### WHAT THE TASK REQUIRES
Show all lines holding "déplacer".

====== DATA FOR THIS EXERCISE

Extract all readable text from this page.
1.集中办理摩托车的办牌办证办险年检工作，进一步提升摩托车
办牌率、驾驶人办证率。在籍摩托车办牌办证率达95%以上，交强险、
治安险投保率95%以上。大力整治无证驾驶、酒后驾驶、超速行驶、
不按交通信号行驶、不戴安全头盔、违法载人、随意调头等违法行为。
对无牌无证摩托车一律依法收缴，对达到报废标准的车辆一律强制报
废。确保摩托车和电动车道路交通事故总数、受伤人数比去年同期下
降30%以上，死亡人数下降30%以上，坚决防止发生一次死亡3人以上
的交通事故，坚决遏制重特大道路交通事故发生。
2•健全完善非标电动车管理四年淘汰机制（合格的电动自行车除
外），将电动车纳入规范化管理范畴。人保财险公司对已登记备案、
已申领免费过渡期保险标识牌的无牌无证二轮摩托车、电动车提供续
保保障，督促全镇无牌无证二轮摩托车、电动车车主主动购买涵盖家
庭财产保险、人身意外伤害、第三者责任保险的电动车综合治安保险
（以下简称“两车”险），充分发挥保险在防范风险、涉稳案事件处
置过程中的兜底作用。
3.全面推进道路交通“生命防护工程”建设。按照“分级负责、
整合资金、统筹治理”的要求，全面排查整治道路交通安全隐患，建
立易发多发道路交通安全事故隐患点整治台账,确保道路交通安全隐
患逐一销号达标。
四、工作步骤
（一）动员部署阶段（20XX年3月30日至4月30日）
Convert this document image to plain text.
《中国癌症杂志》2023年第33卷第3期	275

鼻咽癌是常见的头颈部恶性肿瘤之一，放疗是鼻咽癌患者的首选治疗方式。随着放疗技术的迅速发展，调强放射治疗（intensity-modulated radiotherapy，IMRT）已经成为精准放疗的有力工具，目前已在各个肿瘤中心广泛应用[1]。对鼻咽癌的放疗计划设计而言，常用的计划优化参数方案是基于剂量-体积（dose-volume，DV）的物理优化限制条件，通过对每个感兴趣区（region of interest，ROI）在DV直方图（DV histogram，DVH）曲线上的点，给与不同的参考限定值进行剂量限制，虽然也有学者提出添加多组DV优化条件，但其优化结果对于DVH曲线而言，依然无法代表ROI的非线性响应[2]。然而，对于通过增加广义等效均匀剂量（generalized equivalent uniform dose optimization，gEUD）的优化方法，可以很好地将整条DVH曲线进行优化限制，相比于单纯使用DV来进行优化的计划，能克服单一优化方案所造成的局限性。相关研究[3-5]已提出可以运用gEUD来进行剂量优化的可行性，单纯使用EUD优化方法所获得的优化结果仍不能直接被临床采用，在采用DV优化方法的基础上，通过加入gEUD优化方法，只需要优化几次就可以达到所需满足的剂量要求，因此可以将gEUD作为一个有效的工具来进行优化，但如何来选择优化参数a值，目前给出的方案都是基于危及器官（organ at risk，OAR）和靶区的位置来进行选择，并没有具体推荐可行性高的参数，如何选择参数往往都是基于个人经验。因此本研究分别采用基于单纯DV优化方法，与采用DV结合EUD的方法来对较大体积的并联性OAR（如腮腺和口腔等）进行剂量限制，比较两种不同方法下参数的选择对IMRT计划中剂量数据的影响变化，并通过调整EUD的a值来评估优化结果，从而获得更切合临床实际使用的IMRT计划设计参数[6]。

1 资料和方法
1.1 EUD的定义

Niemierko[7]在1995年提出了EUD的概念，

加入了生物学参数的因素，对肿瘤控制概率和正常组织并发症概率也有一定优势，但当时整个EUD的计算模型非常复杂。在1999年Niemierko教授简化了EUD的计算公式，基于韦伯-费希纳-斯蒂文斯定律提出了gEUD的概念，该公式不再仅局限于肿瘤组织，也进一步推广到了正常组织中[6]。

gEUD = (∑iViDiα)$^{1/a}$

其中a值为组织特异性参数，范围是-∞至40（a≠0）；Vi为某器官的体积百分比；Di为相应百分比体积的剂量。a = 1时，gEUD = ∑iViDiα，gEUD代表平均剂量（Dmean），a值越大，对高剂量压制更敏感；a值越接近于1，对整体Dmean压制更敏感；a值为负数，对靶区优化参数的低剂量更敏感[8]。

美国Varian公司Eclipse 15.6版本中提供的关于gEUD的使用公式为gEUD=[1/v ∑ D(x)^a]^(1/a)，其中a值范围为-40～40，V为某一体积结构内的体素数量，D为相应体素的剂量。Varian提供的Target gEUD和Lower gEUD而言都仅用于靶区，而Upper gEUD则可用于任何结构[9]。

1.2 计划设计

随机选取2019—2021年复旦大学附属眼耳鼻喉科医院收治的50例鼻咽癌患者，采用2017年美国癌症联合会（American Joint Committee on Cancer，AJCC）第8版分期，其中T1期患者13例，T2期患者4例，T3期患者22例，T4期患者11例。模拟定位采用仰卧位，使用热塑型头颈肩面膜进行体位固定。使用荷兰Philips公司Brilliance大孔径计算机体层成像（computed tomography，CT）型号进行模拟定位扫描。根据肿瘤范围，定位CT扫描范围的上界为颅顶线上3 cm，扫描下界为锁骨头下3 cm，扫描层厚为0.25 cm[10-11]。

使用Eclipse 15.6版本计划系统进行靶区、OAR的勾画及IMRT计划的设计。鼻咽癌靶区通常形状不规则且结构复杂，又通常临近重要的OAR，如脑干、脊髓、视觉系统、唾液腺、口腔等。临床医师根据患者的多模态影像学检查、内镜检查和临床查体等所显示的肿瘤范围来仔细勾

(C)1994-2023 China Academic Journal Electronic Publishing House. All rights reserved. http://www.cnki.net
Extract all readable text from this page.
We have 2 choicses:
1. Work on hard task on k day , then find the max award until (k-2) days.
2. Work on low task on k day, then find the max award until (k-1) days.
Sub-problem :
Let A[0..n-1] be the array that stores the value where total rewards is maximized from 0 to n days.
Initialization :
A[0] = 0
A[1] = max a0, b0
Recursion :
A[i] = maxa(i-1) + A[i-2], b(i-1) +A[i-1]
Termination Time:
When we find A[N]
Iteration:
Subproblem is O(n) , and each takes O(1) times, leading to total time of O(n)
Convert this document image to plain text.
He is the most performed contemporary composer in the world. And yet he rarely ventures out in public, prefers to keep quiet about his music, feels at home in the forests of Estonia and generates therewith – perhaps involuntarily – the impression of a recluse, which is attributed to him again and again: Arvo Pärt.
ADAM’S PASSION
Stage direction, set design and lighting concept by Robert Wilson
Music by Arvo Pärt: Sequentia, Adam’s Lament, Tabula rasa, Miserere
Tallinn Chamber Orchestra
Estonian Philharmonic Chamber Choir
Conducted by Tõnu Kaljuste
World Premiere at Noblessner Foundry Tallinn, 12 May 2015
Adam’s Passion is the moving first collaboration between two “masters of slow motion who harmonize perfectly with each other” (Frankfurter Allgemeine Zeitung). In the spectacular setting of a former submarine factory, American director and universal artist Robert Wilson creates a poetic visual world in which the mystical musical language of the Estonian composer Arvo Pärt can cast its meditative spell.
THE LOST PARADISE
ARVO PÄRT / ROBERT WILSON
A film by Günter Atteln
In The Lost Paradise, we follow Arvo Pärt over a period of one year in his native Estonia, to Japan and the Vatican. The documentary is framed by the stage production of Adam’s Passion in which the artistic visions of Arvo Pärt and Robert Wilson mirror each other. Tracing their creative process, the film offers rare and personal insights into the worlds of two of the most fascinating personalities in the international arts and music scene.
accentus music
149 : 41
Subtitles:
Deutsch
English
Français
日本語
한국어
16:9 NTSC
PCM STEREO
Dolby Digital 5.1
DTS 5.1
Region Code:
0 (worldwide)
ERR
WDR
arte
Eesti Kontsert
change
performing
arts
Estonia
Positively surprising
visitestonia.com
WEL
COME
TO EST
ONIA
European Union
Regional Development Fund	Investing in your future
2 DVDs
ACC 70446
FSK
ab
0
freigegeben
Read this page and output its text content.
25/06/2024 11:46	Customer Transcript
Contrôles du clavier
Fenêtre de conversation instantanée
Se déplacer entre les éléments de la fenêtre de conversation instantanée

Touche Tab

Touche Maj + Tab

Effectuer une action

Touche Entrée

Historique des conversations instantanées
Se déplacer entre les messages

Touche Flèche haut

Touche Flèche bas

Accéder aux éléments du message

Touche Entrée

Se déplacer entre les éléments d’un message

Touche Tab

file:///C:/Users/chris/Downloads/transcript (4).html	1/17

============

### EXERCISE RESULT
Se déplacer entre les éléments de la fenêtre de conversation instantanée
Se déplacer entre les messages
Se déplacer entre les éléments d’un message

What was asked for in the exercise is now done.